Wherever the word "ذراعا" appears in a line, extract that line.

[Data entries]
--

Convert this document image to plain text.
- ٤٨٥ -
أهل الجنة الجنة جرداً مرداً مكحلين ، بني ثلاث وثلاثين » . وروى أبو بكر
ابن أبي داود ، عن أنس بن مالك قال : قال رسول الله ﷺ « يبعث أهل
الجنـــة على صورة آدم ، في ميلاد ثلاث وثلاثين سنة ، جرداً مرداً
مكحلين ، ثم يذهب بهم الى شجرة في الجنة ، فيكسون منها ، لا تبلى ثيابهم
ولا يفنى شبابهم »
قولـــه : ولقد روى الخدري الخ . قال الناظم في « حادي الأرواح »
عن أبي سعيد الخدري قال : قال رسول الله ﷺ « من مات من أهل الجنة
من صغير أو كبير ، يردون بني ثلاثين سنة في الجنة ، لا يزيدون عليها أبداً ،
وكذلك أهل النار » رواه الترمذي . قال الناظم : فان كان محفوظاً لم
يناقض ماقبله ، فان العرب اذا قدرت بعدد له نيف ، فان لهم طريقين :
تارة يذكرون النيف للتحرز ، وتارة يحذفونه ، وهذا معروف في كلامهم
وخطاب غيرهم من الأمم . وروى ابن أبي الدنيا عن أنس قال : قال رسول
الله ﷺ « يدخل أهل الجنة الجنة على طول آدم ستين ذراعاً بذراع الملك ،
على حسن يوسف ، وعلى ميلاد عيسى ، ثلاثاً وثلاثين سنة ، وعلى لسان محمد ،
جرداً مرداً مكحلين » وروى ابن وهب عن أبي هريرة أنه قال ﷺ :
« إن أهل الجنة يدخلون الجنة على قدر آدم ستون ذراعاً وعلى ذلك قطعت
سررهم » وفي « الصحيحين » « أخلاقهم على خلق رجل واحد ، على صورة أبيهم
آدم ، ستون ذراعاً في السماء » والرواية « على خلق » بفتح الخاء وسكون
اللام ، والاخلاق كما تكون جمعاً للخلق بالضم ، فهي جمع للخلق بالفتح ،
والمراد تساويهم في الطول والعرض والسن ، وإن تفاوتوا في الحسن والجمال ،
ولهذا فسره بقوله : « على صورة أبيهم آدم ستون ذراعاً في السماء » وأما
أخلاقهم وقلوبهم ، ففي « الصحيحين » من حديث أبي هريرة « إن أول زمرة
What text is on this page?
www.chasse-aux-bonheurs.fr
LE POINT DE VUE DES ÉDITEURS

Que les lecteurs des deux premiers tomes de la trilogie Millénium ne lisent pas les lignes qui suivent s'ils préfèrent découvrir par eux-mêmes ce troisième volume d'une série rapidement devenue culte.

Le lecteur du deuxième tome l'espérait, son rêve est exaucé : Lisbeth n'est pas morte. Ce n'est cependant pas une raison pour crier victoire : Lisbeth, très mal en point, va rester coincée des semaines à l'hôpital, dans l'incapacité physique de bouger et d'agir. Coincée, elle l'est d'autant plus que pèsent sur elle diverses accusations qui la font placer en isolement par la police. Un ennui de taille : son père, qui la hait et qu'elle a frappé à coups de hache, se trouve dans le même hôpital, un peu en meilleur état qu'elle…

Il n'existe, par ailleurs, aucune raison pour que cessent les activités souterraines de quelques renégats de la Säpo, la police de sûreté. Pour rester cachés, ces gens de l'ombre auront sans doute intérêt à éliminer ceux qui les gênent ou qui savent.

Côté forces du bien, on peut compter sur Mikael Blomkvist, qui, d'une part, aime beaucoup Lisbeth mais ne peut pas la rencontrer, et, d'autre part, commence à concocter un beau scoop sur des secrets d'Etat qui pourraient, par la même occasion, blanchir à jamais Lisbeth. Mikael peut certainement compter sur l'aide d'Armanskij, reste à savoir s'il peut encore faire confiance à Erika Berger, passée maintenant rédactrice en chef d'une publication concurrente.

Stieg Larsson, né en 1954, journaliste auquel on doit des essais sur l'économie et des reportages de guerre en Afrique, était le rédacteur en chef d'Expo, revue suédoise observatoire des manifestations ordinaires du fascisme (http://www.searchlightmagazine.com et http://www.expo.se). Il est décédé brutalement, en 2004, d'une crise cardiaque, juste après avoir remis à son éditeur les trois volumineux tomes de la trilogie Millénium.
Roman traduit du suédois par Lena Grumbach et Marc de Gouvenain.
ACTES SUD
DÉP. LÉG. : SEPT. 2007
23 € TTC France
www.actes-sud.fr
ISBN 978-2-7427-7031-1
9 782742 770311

--

RESPONSE:
الله ﷺ « يدخل أهل الجنة الجنة على طول آدم ستين ذراعاً بذراع الملك ،
« إن أهل الجنة يدخلون الجنة على قدر آدم ستون ذراعاً وعلى ذلك قطعت
آدم ، ستون ذراعاً في السماء » والرواية « على خلق » بفتح الخاء وسكون
ولهذا فسره بقوله : « على صورة أبيهم آدم ستون ذراعاً في السماء » وأما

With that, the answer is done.